The task:
Return every line of the data below that includes the string "PARKOVÁNÍ".

───── The data

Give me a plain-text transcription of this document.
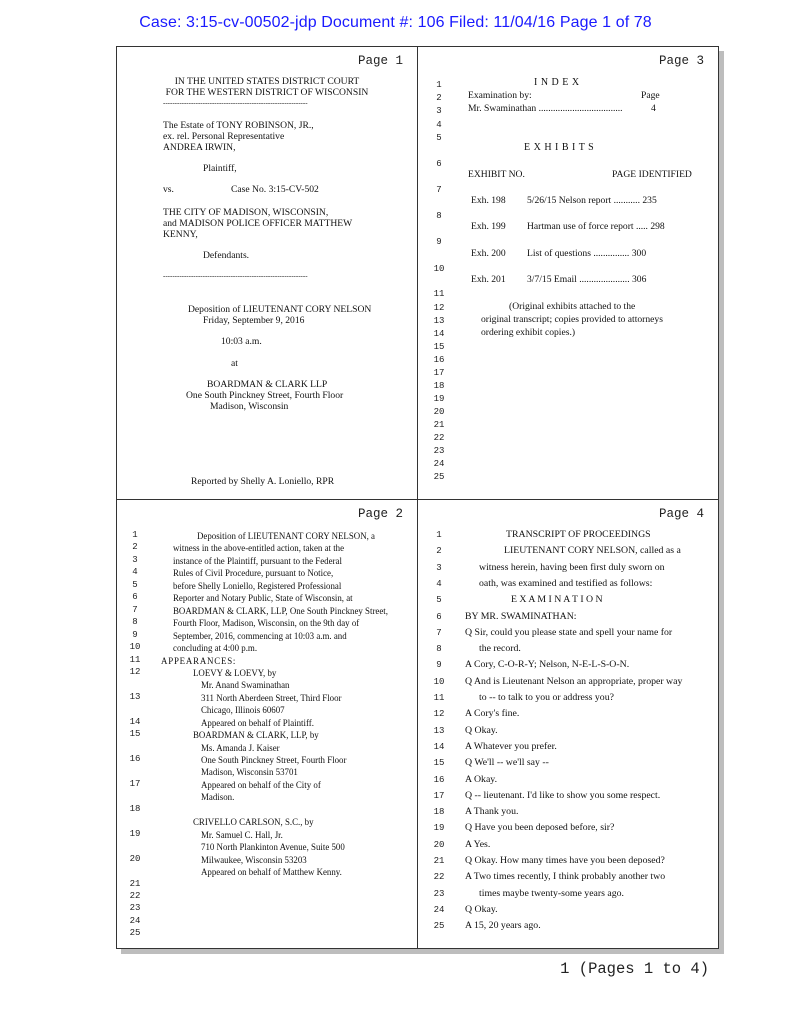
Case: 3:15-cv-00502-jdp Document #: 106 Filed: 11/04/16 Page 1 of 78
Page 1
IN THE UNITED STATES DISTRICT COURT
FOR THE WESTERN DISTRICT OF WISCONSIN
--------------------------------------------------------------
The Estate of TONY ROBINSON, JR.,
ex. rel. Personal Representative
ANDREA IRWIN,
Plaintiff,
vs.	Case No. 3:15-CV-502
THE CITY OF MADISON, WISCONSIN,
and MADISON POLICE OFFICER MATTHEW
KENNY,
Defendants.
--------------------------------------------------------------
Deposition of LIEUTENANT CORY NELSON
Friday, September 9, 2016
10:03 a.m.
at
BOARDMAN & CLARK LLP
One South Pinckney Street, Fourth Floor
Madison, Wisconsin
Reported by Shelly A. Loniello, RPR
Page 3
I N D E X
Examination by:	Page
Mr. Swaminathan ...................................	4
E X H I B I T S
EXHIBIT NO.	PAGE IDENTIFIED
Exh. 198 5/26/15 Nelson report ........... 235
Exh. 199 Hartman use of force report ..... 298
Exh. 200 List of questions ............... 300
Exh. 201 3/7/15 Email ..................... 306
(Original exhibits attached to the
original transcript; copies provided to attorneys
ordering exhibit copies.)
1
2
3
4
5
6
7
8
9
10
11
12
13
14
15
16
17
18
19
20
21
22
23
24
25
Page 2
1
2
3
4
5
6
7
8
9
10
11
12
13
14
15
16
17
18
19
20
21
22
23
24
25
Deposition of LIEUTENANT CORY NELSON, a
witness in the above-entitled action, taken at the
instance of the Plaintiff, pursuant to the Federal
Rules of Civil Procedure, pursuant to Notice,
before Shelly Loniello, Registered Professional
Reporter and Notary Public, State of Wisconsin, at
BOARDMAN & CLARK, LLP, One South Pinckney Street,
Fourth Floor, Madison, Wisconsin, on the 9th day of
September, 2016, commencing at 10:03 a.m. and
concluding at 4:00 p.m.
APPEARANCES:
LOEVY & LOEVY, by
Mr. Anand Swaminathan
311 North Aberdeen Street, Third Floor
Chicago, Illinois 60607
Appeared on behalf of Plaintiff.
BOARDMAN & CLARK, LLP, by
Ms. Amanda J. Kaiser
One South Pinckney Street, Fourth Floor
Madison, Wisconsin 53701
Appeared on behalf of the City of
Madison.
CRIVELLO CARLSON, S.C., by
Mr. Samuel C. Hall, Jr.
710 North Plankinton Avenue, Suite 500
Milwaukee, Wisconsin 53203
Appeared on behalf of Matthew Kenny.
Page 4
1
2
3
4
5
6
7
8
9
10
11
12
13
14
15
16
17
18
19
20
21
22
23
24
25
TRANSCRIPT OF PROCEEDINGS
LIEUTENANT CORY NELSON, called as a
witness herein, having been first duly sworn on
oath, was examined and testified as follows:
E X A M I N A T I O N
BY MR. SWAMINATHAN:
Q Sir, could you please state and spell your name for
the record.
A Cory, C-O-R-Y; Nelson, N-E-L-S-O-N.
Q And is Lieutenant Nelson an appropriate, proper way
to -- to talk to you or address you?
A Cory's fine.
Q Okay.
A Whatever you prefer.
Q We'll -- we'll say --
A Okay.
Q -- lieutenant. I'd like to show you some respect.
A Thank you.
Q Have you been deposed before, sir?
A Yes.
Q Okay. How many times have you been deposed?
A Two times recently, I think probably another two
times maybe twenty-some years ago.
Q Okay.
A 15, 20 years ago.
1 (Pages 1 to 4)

──────────
───── The data

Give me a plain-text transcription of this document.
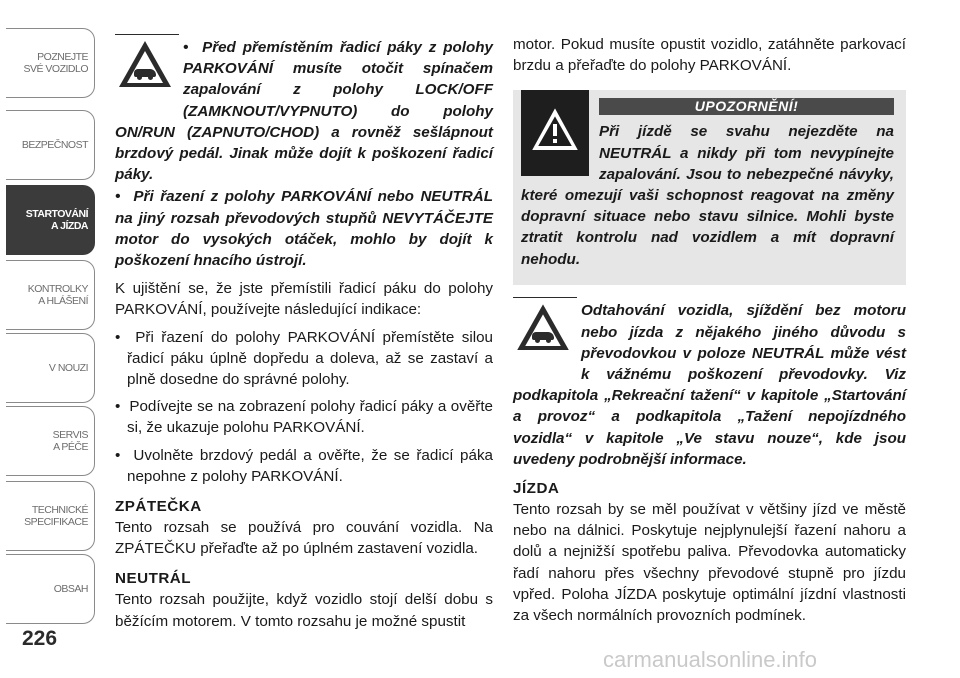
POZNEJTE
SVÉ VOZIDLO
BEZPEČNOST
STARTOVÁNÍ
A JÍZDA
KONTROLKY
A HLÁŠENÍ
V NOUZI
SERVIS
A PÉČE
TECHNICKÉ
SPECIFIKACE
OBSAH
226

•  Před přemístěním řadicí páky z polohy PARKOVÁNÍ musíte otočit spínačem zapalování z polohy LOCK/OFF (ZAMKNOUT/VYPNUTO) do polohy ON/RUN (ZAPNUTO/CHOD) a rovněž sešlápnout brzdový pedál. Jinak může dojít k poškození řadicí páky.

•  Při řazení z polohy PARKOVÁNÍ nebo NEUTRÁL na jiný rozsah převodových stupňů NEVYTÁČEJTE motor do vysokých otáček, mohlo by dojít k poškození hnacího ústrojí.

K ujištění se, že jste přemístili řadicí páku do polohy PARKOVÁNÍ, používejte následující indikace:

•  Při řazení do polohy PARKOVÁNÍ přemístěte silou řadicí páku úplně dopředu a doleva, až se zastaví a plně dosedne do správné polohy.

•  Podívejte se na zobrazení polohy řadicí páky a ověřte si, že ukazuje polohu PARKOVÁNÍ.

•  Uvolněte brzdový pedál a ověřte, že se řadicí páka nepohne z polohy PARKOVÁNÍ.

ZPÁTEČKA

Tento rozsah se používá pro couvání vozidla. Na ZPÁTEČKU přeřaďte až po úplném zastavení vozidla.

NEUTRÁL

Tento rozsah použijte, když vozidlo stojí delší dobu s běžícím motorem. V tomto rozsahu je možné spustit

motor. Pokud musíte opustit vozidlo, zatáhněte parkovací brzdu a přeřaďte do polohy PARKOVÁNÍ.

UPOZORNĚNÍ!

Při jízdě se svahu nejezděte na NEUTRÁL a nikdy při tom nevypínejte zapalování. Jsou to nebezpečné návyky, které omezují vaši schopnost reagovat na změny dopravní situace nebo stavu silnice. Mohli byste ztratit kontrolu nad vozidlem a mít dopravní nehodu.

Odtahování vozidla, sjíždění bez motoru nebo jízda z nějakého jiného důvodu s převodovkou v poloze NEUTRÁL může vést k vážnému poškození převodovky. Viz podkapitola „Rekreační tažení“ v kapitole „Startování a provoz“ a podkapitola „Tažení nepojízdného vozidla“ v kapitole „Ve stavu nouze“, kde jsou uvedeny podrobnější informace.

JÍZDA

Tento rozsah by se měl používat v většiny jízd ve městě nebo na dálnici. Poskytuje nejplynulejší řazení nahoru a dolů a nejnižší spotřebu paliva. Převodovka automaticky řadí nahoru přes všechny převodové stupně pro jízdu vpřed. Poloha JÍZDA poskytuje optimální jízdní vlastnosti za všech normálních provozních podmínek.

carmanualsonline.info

──────────
───── The data

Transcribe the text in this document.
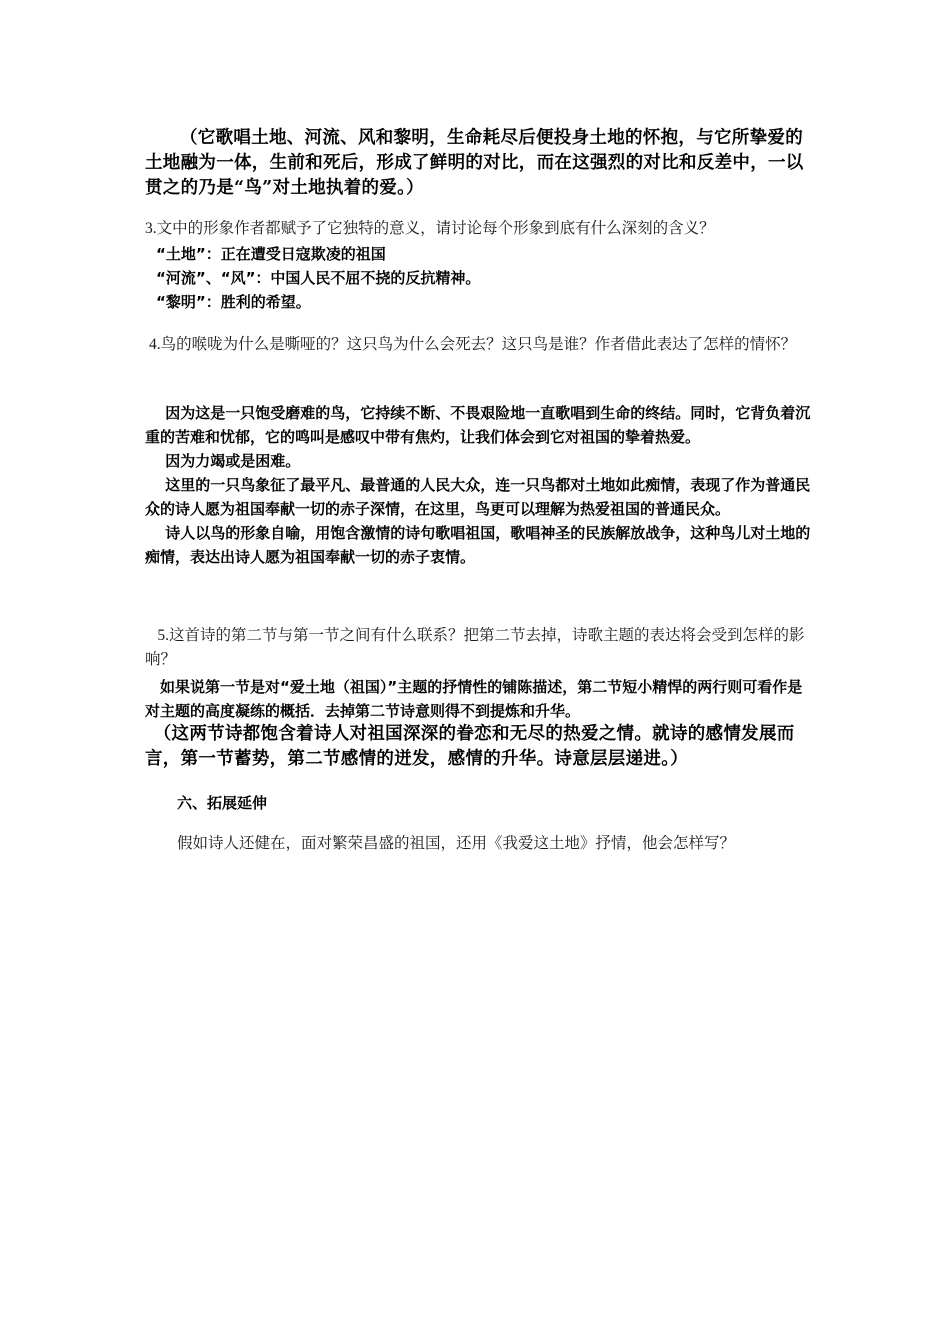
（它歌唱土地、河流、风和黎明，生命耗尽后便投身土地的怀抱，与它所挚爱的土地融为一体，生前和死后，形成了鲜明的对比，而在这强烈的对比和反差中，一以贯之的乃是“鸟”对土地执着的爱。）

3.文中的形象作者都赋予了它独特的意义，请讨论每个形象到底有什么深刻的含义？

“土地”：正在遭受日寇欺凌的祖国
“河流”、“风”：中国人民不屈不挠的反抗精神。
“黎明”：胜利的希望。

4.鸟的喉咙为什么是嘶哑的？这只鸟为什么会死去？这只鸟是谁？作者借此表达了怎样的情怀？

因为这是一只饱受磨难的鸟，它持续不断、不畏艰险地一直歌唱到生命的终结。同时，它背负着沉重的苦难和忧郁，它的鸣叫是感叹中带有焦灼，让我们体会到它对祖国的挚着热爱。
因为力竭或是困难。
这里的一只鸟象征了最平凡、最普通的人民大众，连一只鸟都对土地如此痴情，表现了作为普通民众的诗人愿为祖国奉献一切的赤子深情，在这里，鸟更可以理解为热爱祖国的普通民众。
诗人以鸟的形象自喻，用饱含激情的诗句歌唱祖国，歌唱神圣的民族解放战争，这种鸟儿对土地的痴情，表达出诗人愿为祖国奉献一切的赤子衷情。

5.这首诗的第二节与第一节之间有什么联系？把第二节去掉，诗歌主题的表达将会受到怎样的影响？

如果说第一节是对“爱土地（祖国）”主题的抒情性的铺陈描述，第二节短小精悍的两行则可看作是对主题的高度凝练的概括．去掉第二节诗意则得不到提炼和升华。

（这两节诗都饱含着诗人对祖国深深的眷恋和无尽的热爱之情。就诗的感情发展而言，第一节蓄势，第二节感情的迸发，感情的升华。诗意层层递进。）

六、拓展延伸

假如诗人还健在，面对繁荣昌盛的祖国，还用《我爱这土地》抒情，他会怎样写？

──────────

Final result:
•  Před přemístěním řadicí páky z polohy PARKOVÁNÍ musíte otočit spínačem zapalování z polohy LOCK/OFF (ZAMKNOUT/VYPNUTO) do polohy ON/RUN (ZAPNUTO/CHOD) a rovněž sešlápnout brzdový pedál. Jinak může dojít k poškození řadicí páky.
•  Při řazení z polohy PARKOVÁNÍ nebo NEUTRÁL na jiný rozsah převodových stupňů NEVYTÁČEJTE motor do vysokých otáček, mohlo by dojít k poškození hnacího ústrojí.
K ujištění se, že jste přemístili řadicí páku do polohy PARKOVÁNÍ, používejte následující indikace:
•  Při řazení do polohy PARKOVÁNÍ přemístěte silou řadicí páku úplně dopředu a doleva, až se zastaví a plně dosedne do správné polohy.
•  Podívejte se na zobrazení polohy řadicí páky a ověřte si, že ukazuje polohu PARKOVÁNÍ.
•  Uvolněte brzdový pedál a ověřte, že se řadicí páka nepohne z polohy PARKOVÁNÍ.
motor. Pokud musíte opustit vozidlo, zatáhněte parkovací brzdu a přeřaďte do polohy PARKOVÁNÍ.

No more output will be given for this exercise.